Task directions:
Present the data once more in exactly its original form.

Entries with figure data
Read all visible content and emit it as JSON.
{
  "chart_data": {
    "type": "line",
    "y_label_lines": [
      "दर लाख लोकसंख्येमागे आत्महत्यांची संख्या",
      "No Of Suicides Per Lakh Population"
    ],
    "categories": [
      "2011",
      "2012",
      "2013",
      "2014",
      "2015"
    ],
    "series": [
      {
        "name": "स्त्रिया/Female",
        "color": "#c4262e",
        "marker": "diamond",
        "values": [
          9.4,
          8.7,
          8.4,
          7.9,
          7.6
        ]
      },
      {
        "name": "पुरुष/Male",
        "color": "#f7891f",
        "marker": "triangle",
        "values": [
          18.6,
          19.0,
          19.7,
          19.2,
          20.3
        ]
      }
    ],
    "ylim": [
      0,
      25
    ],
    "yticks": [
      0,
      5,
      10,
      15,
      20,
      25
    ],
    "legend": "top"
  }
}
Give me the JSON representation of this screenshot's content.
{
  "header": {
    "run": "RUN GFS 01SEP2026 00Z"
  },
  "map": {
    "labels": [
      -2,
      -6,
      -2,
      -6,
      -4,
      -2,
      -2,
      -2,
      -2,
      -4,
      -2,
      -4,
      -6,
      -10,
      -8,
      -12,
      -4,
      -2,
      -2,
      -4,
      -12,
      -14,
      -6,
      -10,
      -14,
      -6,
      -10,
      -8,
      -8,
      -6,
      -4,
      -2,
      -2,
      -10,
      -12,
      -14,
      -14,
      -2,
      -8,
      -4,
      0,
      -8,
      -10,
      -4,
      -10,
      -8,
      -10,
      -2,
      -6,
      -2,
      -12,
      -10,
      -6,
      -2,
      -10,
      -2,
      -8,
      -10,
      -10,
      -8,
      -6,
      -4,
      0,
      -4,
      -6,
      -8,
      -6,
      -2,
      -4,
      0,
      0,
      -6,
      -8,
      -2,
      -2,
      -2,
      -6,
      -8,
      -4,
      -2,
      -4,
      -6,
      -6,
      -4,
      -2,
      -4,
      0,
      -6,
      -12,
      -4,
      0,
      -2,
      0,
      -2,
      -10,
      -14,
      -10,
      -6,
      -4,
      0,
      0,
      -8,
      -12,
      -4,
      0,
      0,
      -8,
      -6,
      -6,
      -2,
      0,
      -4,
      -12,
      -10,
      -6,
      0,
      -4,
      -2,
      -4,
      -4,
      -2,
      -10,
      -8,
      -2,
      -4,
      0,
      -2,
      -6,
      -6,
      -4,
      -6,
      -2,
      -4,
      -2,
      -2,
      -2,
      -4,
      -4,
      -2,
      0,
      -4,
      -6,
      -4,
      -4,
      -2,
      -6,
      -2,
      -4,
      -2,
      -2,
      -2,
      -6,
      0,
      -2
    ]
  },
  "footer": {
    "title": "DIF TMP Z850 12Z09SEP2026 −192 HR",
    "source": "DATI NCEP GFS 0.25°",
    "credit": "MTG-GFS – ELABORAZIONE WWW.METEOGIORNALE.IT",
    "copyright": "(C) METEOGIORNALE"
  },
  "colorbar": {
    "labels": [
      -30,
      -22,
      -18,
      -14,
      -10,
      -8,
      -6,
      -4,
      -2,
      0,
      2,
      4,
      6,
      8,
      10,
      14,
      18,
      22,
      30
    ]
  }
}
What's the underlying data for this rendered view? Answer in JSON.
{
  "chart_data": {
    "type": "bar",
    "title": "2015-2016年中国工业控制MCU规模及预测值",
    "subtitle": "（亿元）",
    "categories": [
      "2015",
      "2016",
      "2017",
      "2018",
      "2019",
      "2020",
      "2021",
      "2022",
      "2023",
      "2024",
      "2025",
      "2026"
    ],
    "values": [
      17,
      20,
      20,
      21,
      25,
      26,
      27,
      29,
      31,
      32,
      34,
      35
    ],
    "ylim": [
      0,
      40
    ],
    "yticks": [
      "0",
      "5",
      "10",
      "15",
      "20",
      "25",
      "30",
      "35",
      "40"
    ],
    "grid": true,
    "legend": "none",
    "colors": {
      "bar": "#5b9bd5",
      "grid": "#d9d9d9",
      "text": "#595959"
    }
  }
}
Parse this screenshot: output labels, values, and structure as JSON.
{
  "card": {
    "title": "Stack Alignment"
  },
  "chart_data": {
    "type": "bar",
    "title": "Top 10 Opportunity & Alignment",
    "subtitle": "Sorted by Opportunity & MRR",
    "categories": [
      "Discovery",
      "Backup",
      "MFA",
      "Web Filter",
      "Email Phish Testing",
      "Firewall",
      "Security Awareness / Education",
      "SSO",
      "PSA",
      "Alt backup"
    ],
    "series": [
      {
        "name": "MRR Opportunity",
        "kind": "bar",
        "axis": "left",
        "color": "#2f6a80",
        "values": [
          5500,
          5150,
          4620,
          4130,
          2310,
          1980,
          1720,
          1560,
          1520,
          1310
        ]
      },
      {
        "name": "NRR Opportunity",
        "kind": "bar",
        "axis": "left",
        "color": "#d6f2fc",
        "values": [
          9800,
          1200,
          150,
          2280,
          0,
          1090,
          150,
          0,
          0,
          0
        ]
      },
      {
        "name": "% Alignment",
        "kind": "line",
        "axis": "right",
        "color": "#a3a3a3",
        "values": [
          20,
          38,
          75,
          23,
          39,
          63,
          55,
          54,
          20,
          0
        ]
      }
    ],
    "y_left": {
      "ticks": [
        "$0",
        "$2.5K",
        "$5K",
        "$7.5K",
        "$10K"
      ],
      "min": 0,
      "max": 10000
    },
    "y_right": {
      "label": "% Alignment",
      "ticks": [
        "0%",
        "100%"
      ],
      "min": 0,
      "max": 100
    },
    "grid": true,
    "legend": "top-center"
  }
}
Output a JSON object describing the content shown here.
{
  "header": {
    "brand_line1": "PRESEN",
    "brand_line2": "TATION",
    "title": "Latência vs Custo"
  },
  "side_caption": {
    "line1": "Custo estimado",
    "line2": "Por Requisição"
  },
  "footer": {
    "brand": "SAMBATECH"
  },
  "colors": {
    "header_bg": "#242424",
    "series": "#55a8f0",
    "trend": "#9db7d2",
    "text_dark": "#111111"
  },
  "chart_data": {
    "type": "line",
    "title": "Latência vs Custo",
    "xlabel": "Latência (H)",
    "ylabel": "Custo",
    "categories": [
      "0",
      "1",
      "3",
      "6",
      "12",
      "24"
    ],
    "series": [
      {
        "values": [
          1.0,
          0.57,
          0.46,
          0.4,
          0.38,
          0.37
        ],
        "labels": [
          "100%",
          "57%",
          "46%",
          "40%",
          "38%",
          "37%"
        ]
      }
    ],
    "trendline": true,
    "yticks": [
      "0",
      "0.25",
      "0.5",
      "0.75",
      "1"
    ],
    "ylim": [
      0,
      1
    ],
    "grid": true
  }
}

Written solution:
Read all visible content and emit it as JSON.
{
  "chart_data": {
    "type": "line",
    "y_label_lines": [
      "दर लाख लोकसंख्येमागे आत्महत्यांची संख्या",
      "No Of Suicides Per Lakh Population"
    ],
    "categories": [
      "2011",
      "2012",
      "2013",
      "2014",
      "2015"
    ],
    "series": [
      {
        "name": "स्त्रिया/Female",
        "color": "#c4262e",
        "marker": "diamond",
        "values": [
          9.4,
          8.7,
          8.4,
          7.9,
          7.6
        ]
      },
      {
        "name": "पुरुष/Male",
        "color": "#f7891f",
        "marker": "triangle",
        "values": [
          18.6,
          19.0,
          19.7,
          19.2,
          20.3
        ]
      }
    ],
    "ylim": [
      0,
      25
    ],
    "yticks": [
      0,
      5,
      10,
      15,
      20,
      25
    ],
    "legend": "top"
  }
}
Give me the JSON representation of this screenshot's content.
{
  "header": {
    "run": "RUN GFS 01SEP2026 00Z"
  },
  "map": {
    "labels": [
      -2,
      -6,
      -2,
      -6,
      -4,
      -2,
      -2,
      -2,
      -2,
      -4,
      -2,
      -4,
      -6,
      -10,
      -8,
      -12,
      -4,
      -2,
      -2,
      -4,
      -12,
      -14,
      -6,
      -10,
      -14,
      -6,
      -10,
      -8,
      -8,
      -6,
      -4,
      -2,
      -2,
      -10,
      -12,
      -14,
      -14,
      -2,
      -8,
      -4,
      0,
      -8,
      -10,
      -4,
      -10,
      -8,
      -10,
      -2,
      -6,
      -2,
      -12,
      -10,
      -6,
      -2,
      -10,
      -2,
      -8,
      -10,
      -10,
      -8,
      -6,
      -4,
      0,
      -4,
      -6,
      -8,
      -6,
      -2,
      -4,
      0,
      0,
      -6,
      -8,
      -2,
      -2,
      -2,
      -6,
      -8,
      -4,
      -2,
      -4,
      -6,
      -6,
      -4,
      -2,
      -4,
      0,
      -6,
      -12,
      -4,
      0,
      -2,
      0,
      -2,
      -10,
      -14,
      -10,
      -6,
      -4,
      0,
      0,
      -8,
      -12,
      -4,
      0,
      0,
      -8,
      -6,
      -6,
      -2,
      0,
      -4,
      -12,
      -10,
      -6,
      0,
      -4,
      -2,
      -4,
      -4,
      -2,
      -10,
      -8,
      -2,
      -4,
      0,
      -2,
      -6,
      -6,
      -4,
      -6,
      -2,
      -4,
      -2,
      -2,
      -2,
      -4,
      -4,
      -2,
      0,
      -4,
      -6,
      -4,
      -4,
      -2,
      -6,
      -2,
      -4,
      -2,
      -2,
      -2,
      -6,
      0,
      -2
    ]
  },
  "footer": {
    "title": "DIF TMP Z850 12Z09SEP2026 −192 HR",
    "source": "DATI NCEP GFS 0.25°",
    "credit": "MTG-GFS – ELABORAZIONE WWW.METEOGIORNALE.IT",
    "copyright": "(C) METEOGIORNALE"
  },
  "colorbar": {
    "labels": [
      -30,
      -22,
      -18,
      -14,
      -10,
      -8,
      -6,
      -4,
      -2,
      0,
      2,
      4,
      6,
      8,
      10,
      14,
      18,
      22,
      30
    ]
  }
}
What's the underlying data for this rendered view? Answer in JSON.
{
  "chart_data": {
    "type": "bar",
    "title": "2015-2016年中国工业控制MCU规模及预测值",
    "subtitle": "（亿元）",
    "categories": [
      "2015",
      "2016",
      "2017",
      "2018",
      "2019",
      "2020",
      "2021",
      "2022",
      "2023",
      "2024",
      "2025",
      "2026"
    ],
    "values": [
      17,
      20,
      20,
      21,
      25,
      26,
      27,
      29,
      31,
      32,
      34,
      35
    ],
    "ylim": [
      0,
      40
    ],
    "yticks": [
      "0",
      "5",
      "10",
      "15",
      "20",
      "25",
      "30",
      "35",
      "40"
    ],
    "grid": true,
    "legend": "none",
    "colors": {
      "bar": "#5b9bd5",
      "grid": "#d9d9d9",
      "text": "#595959"
    }
  }
}
Parse this screenshot: output labels, values, and structure as JSON.
{
  "card": {
    "title": "Stack Alignment"
  },
  "chart_data": {
    "type": "bar",
    "title": "Top 10 Opportunity & Alignment",
    "subtitle": "Sorted by Opportunity & MRR",
    "categories": [
      "Discovery",
      "Backup",
      "MFA",
      "Web Filter",
      "Email Phish Testing",
      "Firewall",
      "Security Awareness / Education",
      "SSO",
      "PSA",
      "Alt backup"
    ],
    "series": [
      {
        "name": "MRR Opportunity",
        "kind": "bar",
        "axis": "left",
        "color": "#2f6a80",
        "values": [
          5500,
          5150,
          4620,
          4130,
          2310,
          1980,
          1720,
          1560,
          1520,
          1310
        ]
      },
      {
        "name": "NRR Opportunity",
        "kind": "bar",
        "axis": "left",
        "color": "#d6f2fc",
        "values": [
          9800,
          1200,
          150,
          2280,
          0,
          1090,
          150,
          0,
          0,
          0
        ]
      },
      {
        "name": "% Alignment",
        "kind": "line",
        "axis": "right",
        "color": "#a3a3a3",
        "values": [
          20,
          38,
          75,
          23,
          39,
          63,
          55,
          54,
          20,
          0
        ]
      }
    ],
    "y_left": {
      "ticks": [
        "$0",
        "$2.5K",
        "$5K",
        "$7.5K",
        "$10K"
      ],
      "min": 0,
      "max": 10000
    },
    "y_right": {
      "label": "% Alignment",
      "ticks": [
        "0%",
        "100%"
      ],
      "min": 0,
      "max": 100
    },
    "grid": true,
    "legend": "top-center"
  }
}
Output a JSON object describing the content shown here.
{
  "header": {
    "brand_line1": "PRESEN",
    "brand_line2": "TATION",
    "title": "Latência vs Custo"
  },
  "side_caption": {
    "line1": "Custo estimado",
    "line2": "Por Requisição"
  },
  "footer": {
    "brand": "SAMBATECH"
  },
  "colors": {
    "header_bg": "#242424",
    "series": "#55a8f0",
    "trend": "#9db7d2",
    "text_dark": "#111111"
  },
  "chart_data": {
    "type": "line",
    "title": "Latência vs Custo",
    "xlabel": "Latência (H)",
    "ylabel": "Custo",
    "categories": [
      "0",
      "1",
      "3",
      "6",
      "12",
      "24"
    ],
    "series": [
      {
        "values": [
          1.0,
          0.57,
          0.46,
          0.4,
          0.38,
          0.37
        ],
        "labels": [
          "100%",
          "57%",
          "46%",
          "40%",
          "38%",
          "37%"
        ]
      }
    ],
    "trendline": true,
    "yticks": [
      "0",
      "0.25",
      "0.5",
      "0.75",
      "1"
    ],
    "ylim": [
      0,
      1
    ],
    "grid": true
  }
}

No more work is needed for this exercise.